Give back exactly the lines from the "Give me a plain-text" line to the final line of the records, and only those, minus any pictures.
-- begin Data for the task --
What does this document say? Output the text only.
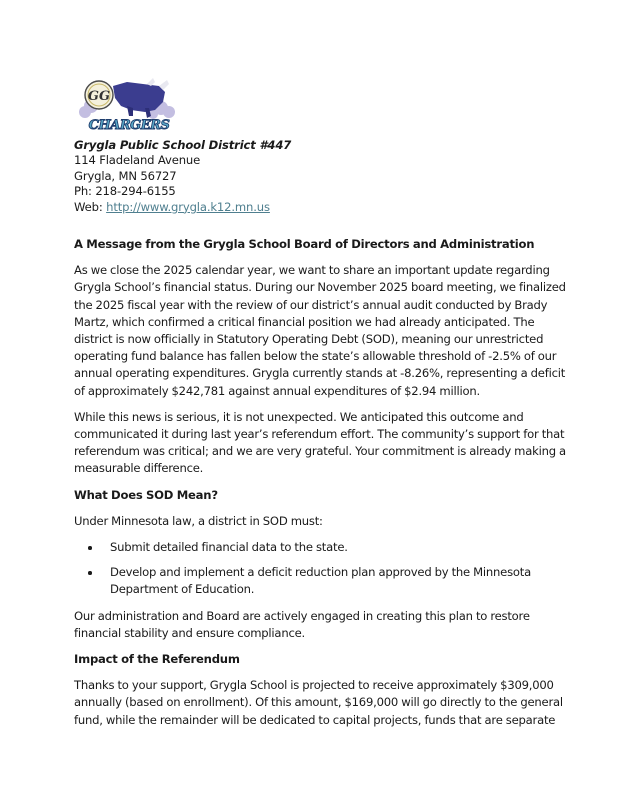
GG
CHARGERS
Grygla Public School District #447
114 Fladeland Avenue
Grygla, MN 56727
Ph: 218-294-6155
Web: http://www.grygla.k12.mn.us
A Message from the Grygla School Board of Directors and Administration

As we close the 2025 calendar year, we want to share an important update regarding Grygla School’s financial status. During our November 2025 board meeting, we finalized the 2025 fiscal year with the review of our district’s annual audit conducted by Brady Martz, which confirmed a critical financial position we had already anticipated. The district is now officially in Statutory Operating Debt (SOD), meaning our unrestricted operating fund balance has fallen below the state’s allowable threshold of -2.5% of our annual operating expenditures. Grygla currently stands at -8.26%, representing a deficit of approximately $242,781 against annual expenditures of $2.94 million.

While this news is serious, it is not unexpected. We anticipated this outcome and communicated it during last year’s referendum effort. The community’s support for that referendum was critical; and we are very grateful. Your commitment is already making a measurable difference.

What Does SOD Mean?

Under Minnesota law, a district in SOD must:

Submit detailed financial data to the state.
Develop and implement a deficit reduction plan approved by the Minnesota Department of Education.

Our administration and Board are actively engaged in creating this plan to restore financial stability and ensure compliance.

Impact of the Referendum

Thanks to your support, Grygla School is projected to receive approximately $309,000 annually (based on enrollment). Of this amount, $169,000 will go directly to the general fund, while the remainder will be dedicated to capital projects, funds that are separate
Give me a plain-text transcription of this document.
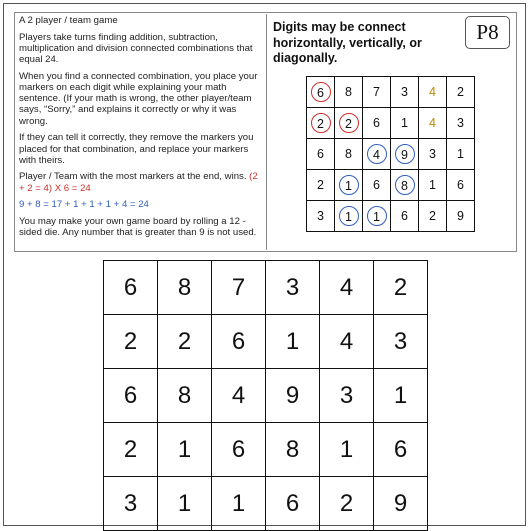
A 2 player / team game

Players take turns finding addition, subtraction, multiplication and division connected combinations that equal 24.

When you find a connected combination, you place your markers on each digit while explaining your math sentence. (If your math is wrong, the other player/team says, “Sorry,” and explains it correctly or why it was wrong.

If they can tell it correctly, they remove the markers you placed for that combination, and replace your markers with theirs.

Player / Team with the most markers at the end, wins. (2 + 2 = 4) X 6 = 24

9 + 8 = 17 + 1 + 1 + 1 + 4 = 24

You may make your own game board by rolling a 12 -sided die. Any number that is greater than 9 is not used.

Digits may be connect horizontally, vertically, or diagonally.
P8
6	8	7	3	4	2
2	2	6	1	4	3
6	8	4	9	3	1
2	1	6	8	1	6
3	1	1	6	2	9
6	8	7	3	4	2
2	2	6	1	4	3
6	8	4	9	3	1
2	1	6	8	1	6
3	1	1	6	2	9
-- end Data for the task --
#### [Answer]
Give me a plain-text transcription of this document.
A 2 player / team game

Players take turns finding addition, subtraction, multiplication and division connected combinations that equal 24.

When you find a connected combination, you place your markers on each digit while explaining your math sentence. (If your math is wrong, the other player/team says, “Sorry,” and explains it correctly or why it was wrong.

If they can tell it correctly, they remove the markers you placed for that combination, and replace your markers with theirs.

Player / Team with the most markers at the end, wins. (2 + 2 = 4) X 6 = 24

9 + 8 = 17 + 1 + 1 + 1 + 4 = 24

You may make your own game board by rolling a 12 -sided die. Any number that is greater than 9 is not used.

Digits may be connect horizontally, vertically, or diagonally.
P8
6	8	7	3	4	2
2	2	6	1	4	3
6	8	4	9	3	1
2	1	6	8	1	6
3	1	1	6	2	9
6	8	7	3	4	2
2	2	6	1	4	3
6	8	4	9	3	1
2	1	6	8	1	6
3	1	1	6	2	9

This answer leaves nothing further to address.